» **Prompt**
Copy each of the entries below faithfully, setting aside any pictures.

» **Recorded information**
* * * *
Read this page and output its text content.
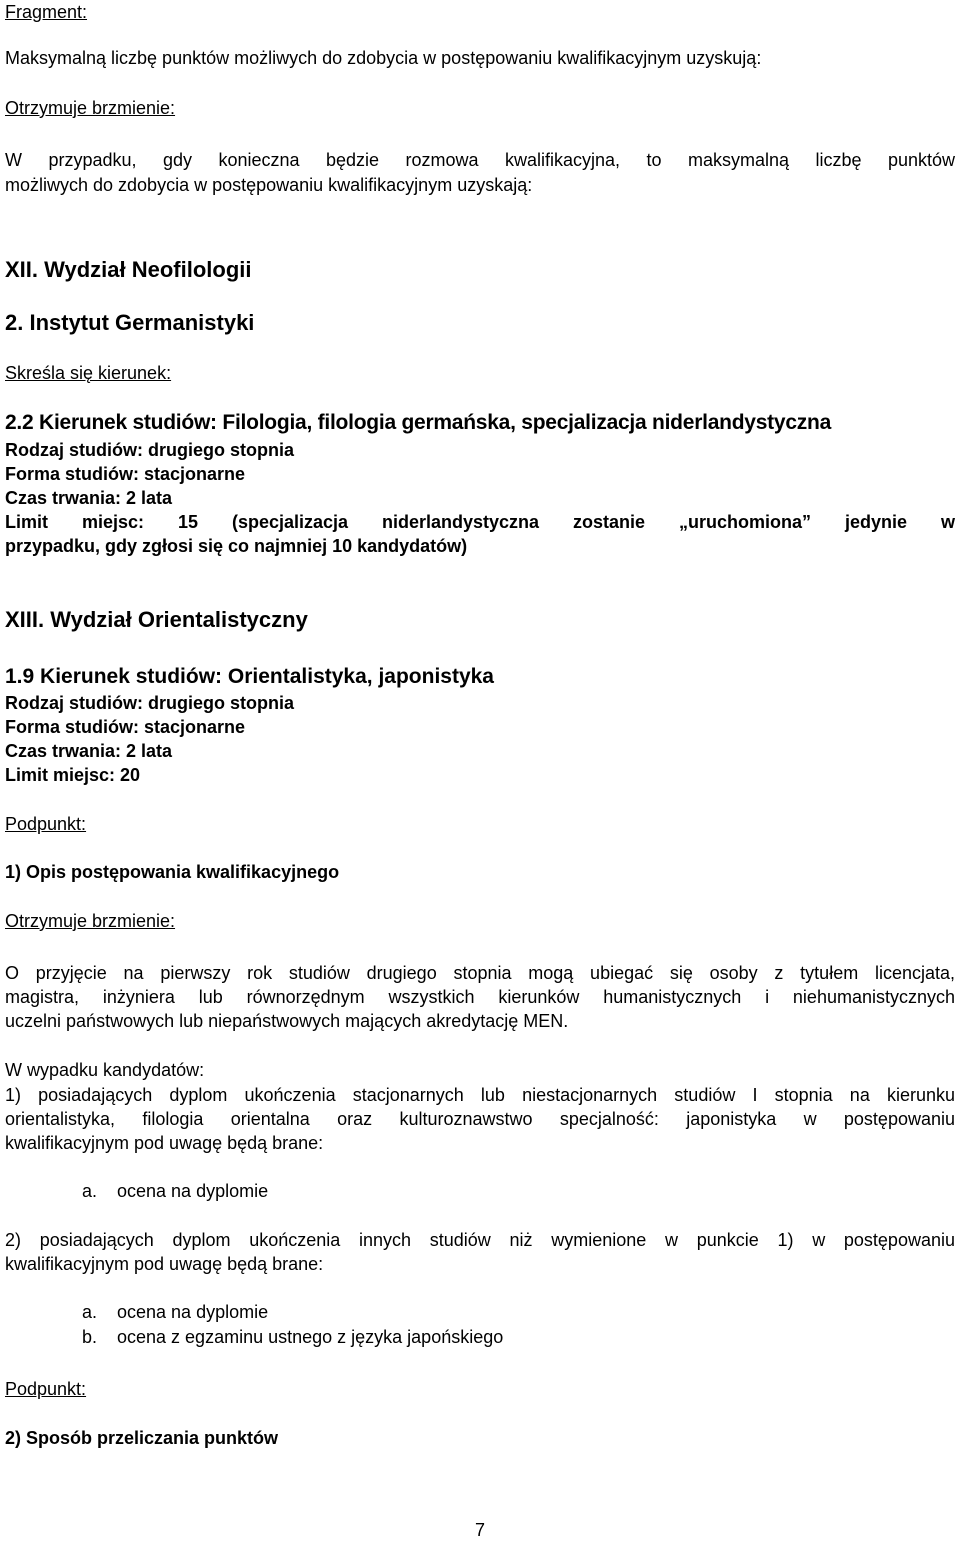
Fragment:

Maksymalną liczbę punktów możliwych do zdobycia w postępowaniu kwalifikacyjnym uzyskują:

Otrzymuje brzmienie:

W przypadku, gdy konieczna będzie rozmowa kwalifikacyjna, to maksymalną liczbę punktów

możliwych do zdobycia w postępowaniu kwalifikacyjnym uzyskają:

XII. Wydział Neofilologii

2. Instytut Germanistyki

Skreśla się kierunek:

2.2 Kierunek studiów: Filologia, filologia germańska, specjalizacja niderlandystyczna

Rodzaj studiów: drugiego stopnia

Forma studiów: stacjonarne

Czas trwania: 2 lata

Limit miejsc: 15 (specjalizacja niderlandystyczna zostanie „uruchomiona” jedynie w

przypadku, gdy zgłosi się co najmniej 10 kandydatów)

XIII. Wydział Orientalistyczny

1.9 Kierunek studiów: Orientalistyka, japonistyka

Rodzaj studiów: drugiego stopnia

Forma studiów: stacjonarne

Czas trwania: 2 lata

Limit miejsc: 20

Podpunkt:

1) Opis postępowania kwalifikacyjnego

Otrzymuje brzmienie:

O przyjęcie na pierwszy rok studiów drugiego stopnia mogą ubiegać się osoby z tytułem licencjata,

magistra, inżyniera lub równorzędnym wszystkich kierunków humanistycznych i niehumanistycznych

uczelni państwowych lub niepaństwowych mających akredytację MEN.

W wypadku kandydatów:

1) posiadających dyplom ukończenia stacjonarnych lub niestacjonarnych studiów I stopnia na kierunku

orientalistyka, filologia orientalna oraz kulturoznawstwo specjalność: japonistyka w postępowaniu

kwalifikacyjnym pod uwagę będą brane:

a. ocena na dyplomie

2) posiadających dyplom ukończenia innych studiów niż wymienione w punkcie 1) w postępowaniu

kwalifikacyjnym pod uwagę będą brane:

a. ocena na dyplomie

b. ocena z egzaminu ustnego z języka japońskiego

Podpunkt:

2) Sposób przeliczania punktów

7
* * * *
» **Solution to the exercise**
Read this page and output its text content.
Fragment:

Maksymalną liczbę punktów możliwych do zdobycia w postępowaniu kwalifikacyjnym uzyskują:

Otrzymuje brzmienie:

W przypadku, gdy konieczna będzie rozmowa kwalifikacyjna, to maksymalną liczbę punktów

możliwych do zdobycia w postępowaniu kwalifikacyjnym uzyskają:

XII. Wydział Neofilologii

2. Instytut Germanistyki

Skreśla się kierunek:

2.2 Kierunek studiów: Filologia, filologia germańska, specjalizacja niderlandystyczna

Rodzaj studiów: drugiego stopnia

Forma studiów: stacjonarne

Czas trwania: 2 lata

Limit miejsc: 15 (specjalizacja niderlandystyczna zostanie „uruchomiona” jedynie w

przypadku, gdy zgłosi się co najmniej 10 kandydatów)

XIII. Wydział Orientalistyczny

1.9 Kierunek studiów: Orientalistyka, japonistyka

Rodzaj studiów: drugiego stopnia

Forma studiów: stacjonarne

Czas trwania: 2 lata

Limit miejsc: 20

Podpunkt:

1) Opis postępowania kwalifikacyjnego

Otrzymuje brzmienie:

O przyjęcie na pierwszy rok studiów drugiego stopnia mogą ubiegać się osoby z tytułem licencjata,

magistra, inżyniera lub równorzędnym wszystkich kierunków humanistycznych i niehumanistycznych

uczelni państwowych lub niepaństwowych mających akredytację MEN.

W wypadku kandydatów:

1) posiadających dyplom ukończenia stacjonarnych lub niestacjonarnych studiów I stopnia na kierunku

orientalistyka, filologia orientalna oraz kulturoznawstwo specjalność: japonistyka w postępowaniu

kwalifikacyjnym pod uwagę będą brane:

a. ocena na dyplomie

2) posiadających dyplom ukończenia innych studiów niż wymienione w punkcie 1) w postępowaniu

kwalifikacyjnym pod uwagę będą brane:

a. ocena na dyplomie

b. ocena z egzaminu ustnego z języka japońskiego

Podpunkt:

2) Sposób przeliczania punktów

7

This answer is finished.